▶ _GIVEN INSTRUCTION_:
Find every line in the records below that contains the word "области", and copy each such line.

***** STORED RECORDS *****

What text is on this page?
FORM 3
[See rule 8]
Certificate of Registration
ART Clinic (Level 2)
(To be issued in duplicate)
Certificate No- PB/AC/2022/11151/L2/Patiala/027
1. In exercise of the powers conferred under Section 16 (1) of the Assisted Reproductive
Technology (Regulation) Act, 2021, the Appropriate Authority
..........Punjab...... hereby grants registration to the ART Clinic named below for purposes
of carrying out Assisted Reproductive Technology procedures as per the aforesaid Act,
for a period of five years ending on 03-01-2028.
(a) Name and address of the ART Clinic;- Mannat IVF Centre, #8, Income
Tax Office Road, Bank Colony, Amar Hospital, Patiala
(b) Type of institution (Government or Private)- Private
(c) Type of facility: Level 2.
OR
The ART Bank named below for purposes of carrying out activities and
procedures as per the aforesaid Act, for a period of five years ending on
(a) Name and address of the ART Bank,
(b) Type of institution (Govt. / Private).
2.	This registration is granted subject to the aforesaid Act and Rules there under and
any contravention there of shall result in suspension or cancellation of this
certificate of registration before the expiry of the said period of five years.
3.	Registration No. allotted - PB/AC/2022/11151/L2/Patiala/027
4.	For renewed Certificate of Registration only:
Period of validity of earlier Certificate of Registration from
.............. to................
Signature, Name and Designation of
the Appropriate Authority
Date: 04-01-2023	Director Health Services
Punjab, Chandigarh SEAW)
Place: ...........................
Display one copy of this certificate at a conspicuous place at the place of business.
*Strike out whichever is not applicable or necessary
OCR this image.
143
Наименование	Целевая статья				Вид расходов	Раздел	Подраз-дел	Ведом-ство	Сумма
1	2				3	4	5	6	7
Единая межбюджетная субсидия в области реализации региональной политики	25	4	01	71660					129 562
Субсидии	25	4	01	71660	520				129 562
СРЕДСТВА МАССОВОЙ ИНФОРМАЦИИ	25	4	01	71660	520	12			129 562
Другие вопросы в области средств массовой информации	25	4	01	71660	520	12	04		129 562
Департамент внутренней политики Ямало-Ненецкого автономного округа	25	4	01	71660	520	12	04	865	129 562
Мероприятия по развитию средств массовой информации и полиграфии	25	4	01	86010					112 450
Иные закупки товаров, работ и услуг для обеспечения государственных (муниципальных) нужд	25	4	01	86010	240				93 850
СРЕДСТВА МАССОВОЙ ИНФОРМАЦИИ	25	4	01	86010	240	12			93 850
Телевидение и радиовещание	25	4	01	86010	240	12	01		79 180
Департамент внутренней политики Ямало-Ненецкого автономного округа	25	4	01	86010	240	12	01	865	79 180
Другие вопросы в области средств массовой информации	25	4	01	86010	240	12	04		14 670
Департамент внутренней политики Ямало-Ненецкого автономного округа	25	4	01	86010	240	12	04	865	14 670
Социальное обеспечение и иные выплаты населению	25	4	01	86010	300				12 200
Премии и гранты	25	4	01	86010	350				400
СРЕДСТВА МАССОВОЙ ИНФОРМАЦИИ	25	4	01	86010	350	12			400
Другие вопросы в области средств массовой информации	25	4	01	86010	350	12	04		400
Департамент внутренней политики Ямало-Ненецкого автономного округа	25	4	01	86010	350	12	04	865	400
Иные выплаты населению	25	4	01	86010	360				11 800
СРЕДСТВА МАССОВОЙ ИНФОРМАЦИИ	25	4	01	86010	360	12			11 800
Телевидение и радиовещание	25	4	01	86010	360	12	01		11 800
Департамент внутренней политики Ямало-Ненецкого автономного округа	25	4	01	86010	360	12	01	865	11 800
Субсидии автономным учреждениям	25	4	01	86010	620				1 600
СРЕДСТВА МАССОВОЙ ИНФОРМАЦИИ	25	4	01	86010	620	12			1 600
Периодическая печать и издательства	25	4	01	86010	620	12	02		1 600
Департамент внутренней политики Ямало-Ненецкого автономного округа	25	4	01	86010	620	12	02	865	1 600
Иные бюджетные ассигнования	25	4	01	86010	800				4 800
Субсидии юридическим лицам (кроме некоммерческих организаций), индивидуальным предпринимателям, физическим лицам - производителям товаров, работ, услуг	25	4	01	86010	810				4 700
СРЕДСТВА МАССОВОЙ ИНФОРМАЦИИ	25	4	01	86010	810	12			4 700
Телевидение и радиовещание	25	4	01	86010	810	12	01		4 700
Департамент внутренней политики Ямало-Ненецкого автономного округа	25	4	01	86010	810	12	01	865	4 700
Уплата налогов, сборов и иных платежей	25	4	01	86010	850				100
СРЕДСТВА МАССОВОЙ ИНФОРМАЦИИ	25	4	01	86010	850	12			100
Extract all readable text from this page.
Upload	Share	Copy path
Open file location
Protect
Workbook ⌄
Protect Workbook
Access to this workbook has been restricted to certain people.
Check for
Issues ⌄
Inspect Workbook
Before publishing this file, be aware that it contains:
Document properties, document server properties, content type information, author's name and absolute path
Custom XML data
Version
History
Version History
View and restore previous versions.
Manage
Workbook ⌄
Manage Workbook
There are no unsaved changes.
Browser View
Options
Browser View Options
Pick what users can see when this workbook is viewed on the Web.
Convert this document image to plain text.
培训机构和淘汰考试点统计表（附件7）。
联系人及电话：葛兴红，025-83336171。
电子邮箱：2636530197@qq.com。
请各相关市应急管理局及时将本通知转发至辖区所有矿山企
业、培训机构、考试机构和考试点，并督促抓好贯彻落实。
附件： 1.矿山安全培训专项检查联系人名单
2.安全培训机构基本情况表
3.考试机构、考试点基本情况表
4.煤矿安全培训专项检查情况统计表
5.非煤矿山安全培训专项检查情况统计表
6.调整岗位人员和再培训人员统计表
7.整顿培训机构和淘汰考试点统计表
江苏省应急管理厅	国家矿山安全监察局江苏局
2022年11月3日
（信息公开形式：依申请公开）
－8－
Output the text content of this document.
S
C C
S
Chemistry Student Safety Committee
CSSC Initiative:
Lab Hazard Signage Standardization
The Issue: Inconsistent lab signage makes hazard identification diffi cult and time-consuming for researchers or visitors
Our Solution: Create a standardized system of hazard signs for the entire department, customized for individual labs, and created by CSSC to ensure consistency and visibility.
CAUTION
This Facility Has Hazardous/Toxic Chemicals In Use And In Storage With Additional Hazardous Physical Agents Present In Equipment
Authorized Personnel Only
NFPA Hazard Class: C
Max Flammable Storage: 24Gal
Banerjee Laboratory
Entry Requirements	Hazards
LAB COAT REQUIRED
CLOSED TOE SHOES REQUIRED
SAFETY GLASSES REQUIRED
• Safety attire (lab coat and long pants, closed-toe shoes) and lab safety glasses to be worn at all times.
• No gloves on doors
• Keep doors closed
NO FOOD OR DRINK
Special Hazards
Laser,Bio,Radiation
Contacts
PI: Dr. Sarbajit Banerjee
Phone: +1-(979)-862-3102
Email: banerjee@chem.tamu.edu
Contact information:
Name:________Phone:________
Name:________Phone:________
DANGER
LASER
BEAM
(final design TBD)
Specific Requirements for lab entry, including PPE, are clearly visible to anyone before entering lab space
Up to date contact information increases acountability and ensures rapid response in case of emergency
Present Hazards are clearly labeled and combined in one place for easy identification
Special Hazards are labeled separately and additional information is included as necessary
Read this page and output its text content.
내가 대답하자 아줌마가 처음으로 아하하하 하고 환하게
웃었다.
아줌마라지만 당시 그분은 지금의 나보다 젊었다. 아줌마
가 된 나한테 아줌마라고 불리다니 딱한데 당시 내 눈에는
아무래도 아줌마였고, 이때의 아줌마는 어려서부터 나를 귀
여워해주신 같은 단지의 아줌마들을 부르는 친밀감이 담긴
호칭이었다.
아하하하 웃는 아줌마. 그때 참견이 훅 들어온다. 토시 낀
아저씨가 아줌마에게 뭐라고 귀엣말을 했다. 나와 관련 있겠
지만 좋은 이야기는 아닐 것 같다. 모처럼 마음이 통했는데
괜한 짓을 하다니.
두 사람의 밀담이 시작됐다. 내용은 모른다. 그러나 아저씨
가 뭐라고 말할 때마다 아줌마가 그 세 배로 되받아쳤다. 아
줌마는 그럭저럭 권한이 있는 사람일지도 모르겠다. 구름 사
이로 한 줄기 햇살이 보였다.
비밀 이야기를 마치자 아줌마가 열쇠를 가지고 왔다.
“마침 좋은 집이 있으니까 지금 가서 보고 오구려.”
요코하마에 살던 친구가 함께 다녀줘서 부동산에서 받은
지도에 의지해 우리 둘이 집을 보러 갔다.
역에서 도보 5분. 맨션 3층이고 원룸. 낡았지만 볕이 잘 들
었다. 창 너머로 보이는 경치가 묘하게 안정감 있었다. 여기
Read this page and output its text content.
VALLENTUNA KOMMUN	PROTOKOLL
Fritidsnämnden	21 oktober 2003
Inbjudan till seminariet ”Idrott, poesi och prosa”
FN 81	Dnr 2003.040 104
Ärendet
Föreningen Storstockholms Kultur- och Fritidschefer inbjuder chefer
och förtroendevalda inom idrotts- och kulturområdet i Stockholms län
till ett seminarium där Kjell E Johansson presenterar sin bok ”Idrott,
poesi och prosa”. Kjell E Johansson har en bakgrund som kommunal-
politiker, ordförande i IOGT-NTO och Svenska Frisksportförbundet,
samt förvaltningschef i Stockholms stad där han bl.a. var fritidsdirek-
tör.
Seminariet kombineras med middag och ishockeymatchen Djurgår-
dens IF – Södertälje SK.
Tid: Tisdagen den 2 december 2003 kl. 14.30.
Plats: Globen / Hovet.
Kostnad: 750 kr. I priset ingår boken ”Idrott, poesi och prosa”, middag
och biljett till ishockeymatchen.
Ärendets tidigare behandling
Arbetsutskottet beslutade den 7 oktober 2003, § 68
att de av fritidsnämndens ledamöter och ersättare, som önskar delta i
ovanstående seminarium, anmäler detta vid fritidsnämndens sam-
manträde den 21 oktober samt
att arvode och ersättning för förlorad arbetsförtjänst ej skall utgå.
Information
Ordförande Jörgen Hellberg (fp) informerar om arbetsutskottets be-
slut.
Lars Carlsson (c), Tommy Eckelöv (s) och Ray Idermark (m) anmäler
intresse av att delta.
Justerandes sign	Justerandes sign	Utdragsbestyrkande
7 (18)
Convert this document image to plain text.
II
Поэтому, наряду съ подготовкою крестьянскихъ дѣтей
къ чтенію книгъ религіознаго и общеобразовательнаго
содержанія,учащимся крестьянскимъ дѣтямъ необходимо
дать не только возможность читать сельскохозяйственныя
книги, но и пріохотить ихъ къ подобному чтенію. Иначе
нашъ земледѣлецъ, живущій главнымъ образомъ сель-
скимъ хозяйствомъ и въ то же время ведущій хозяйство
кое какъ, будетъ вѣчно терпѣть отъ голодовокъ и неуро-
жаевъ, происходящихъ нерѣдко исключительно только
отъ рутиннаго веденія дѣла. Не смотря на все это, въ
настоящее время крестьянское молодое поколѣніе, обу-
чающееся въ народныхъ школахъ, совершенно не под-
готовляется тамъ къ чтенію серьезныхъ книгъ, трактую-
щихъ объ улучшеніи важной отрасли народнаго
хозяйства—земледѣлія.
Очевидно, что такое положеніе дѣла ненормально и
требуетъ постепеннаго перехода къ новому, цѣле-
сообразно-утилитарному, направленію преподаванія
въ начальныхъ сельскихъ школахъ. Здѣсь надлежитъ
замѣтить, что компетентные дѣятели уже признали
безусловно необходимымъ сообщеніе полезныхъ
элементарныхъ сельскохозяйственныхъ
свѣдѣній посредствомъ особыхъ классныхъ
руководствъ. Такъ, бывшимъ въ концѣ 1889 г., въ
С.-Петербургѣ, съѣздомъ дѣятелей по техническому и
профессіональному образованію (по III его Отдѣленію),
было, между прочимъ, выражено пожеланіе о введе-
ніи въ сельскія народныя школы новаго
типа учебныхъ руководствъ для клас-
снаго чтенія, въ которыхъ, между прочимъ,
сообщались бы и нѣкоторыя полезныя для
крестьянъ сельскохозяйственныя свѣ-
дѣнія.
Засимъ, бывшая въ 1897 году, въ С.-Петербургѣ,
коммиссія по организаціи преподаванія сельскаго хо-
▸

*****

▶ _RESULT FOR THIS TASK_:
Единая межбюджетная субсидия в области реализации региональной политики	25	4	01	71660					129 562
Другие вопросы в области средств массовой информации	25	4	01	71660	520	12	04		129 562
Другие вопросы в области средств массовой информации	25	4	01	86010	240	12	04		14 670
Другие вопросы в области средств массовой информации	25	4	01	86010	350	12	04		400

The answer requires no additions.